[Data listing]
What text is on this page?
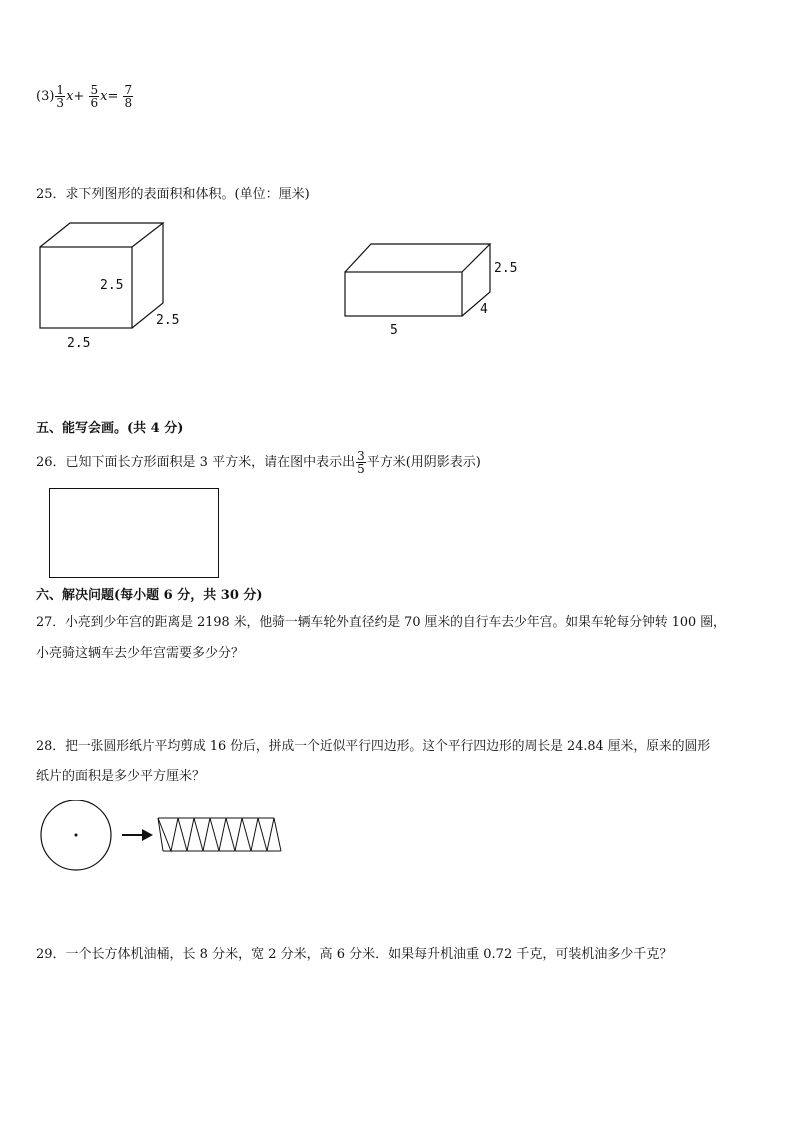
$(3) \frac{1}{3} x+ \frac{5}{6} x= \frac{7}{8}$
25．求下列图形的表面积和体积。(单位：厘米)
2.5
2.5
2.5
2.5
4
5
五、能写会画。(共 4 分)
26．已知下面长方形面积是 3 平方米，请在图中表示出 $\frac{3}{5}$ 平方米(用阴影表示)
六、解决问题(每小题 6 分，共 30 分)
27．小亮到少年宫的距离是 2198 米，他骑一辆车轮外直径约是 70 厘米的自行车去少年宫。如果车轮每分钟转 100 圈，
小亮骑这辆车去少年宫需要多少分？
28．把一张圆形纸片平均剪成 16 份后，拼成一个近似平行四边形。这个平行四边形的周长是 24.84 厘米，原来的圆形
纸片的面积是多少平方厘米？
29．一个长方体机油桶，长 8 分米，宽 2 分米，高 6 分米．如果每升机油重 0.72 千克，可装机油多少千克？
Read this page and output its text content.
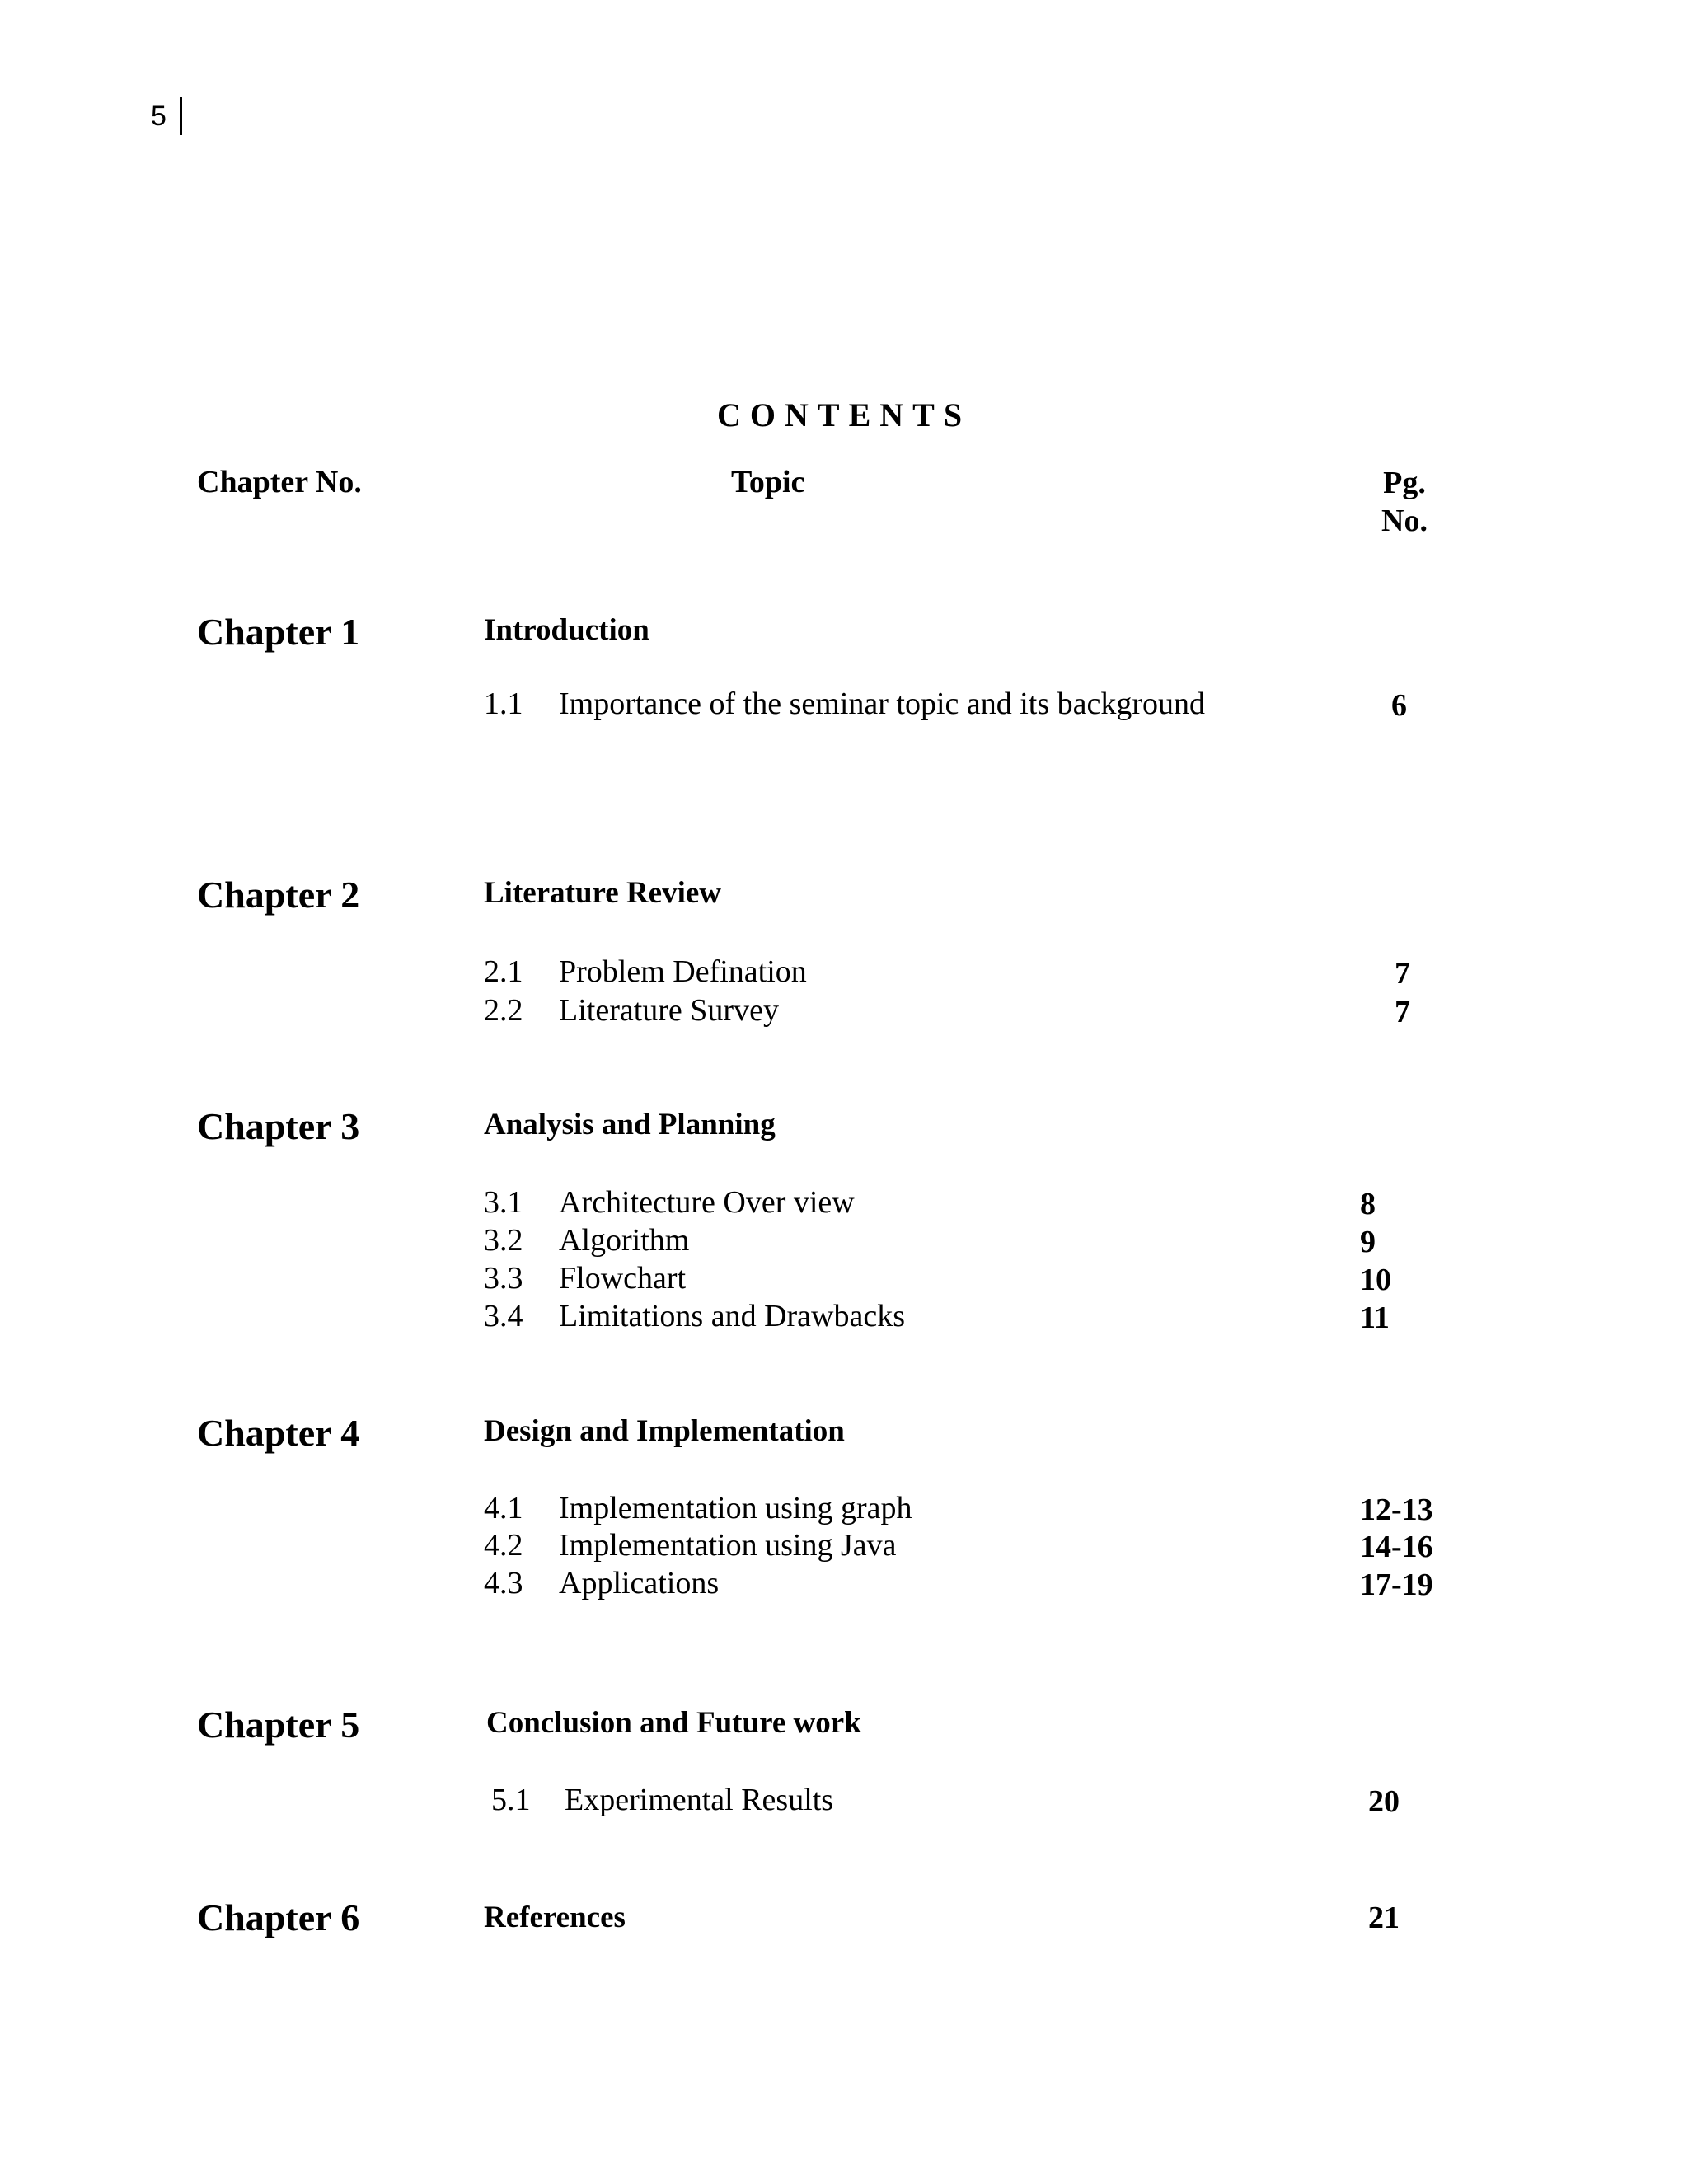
5
CONTENTS
Chapter No.	Topic	Pg.
No.
Chapter 1	Introduction
1.1 Importance of the seminar topic and its background	6
Chapter 2	Literature Review
2.1 Problem Defination	7
2.2 Literature Survey	7
Chapter 3	Analysis and Planning
3.1 Architecture Over view	8
3.2 Algorithm	9
3.3 Flowchart	10
3.4 Limitations and Drawbacks	11
Chapter 4	Design and Implementation
4.1 Implementation using graph	12-13
4.2 Implementation using Java	14-16
4.3 Applications	17-19
Chapter 5	Conclusion and Future work
5.1 Experimental Results	20
Chapter 6	References	21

» **TASK INSTRUCTIONS**:
Go through the listing above and write it all out exactly, leaving out any picture.

» **FULL RESPONSE**:
What text is on this page?
$(3) \frac{1}{3} x+ \frac{5}{6} x= \frac{7}{8}$
25．求下列图形的表面积和体积。(单位：厘米)
2.5
2.5
2.5
2.5
4
5
五、能写会画。(共 4 分)
26．已知下面长方形面积是 3 平方米，请在图中表示出 $\frac{3}{5}$ 平方米(用阴影表示)
六、解决问题(每小题 6 分，共 30 分)
27．小亮到少年宫的距离是 2198 米，他骑一辆车轮外直径约是 70 厘米的自行车去少年宫。如果车轮每分钟转 100 圈，
小亮骑这辆车去少年宫需要多少分？
28．把一张圆形纸片平均剪成 16 份后，拼成一个近似平行四边形。这个平行四边形的周长是 24.84 厘米，原来的圆形
纸片的面积是多少平方厘米？
29．一个长方体机油桶，长 8 分米，宽 2 分米，高 6 分米．如果每升机油重 0.72 千克，可装机油多少千克？
Read this page and output its text content.
5
CONTENTS
Chapter No.	Topic	Pg.
No.
Chapter 1	Introduction
1.1 Importance of the seminar topic and its background	6
Chapter 2	Literature Review
2.1 Problem Defination	7
2.2 Literature Survey	7
Chapter 3	Analysis and Planning
3.1 Architecture Over view	8
3.2 Algorithm	9
3.3 Flowchart	10
3.4 Limitations and Drawbacks	11
Chapter 4	Design and Implementation
4.1 Implementation using graph	12-13
4.2 Implementation using Java	14-16
4.3 Applications	17-19
Chapter 5	Conclusion and Future work
5.1 Experimental Results	20
Chapter 6	References	21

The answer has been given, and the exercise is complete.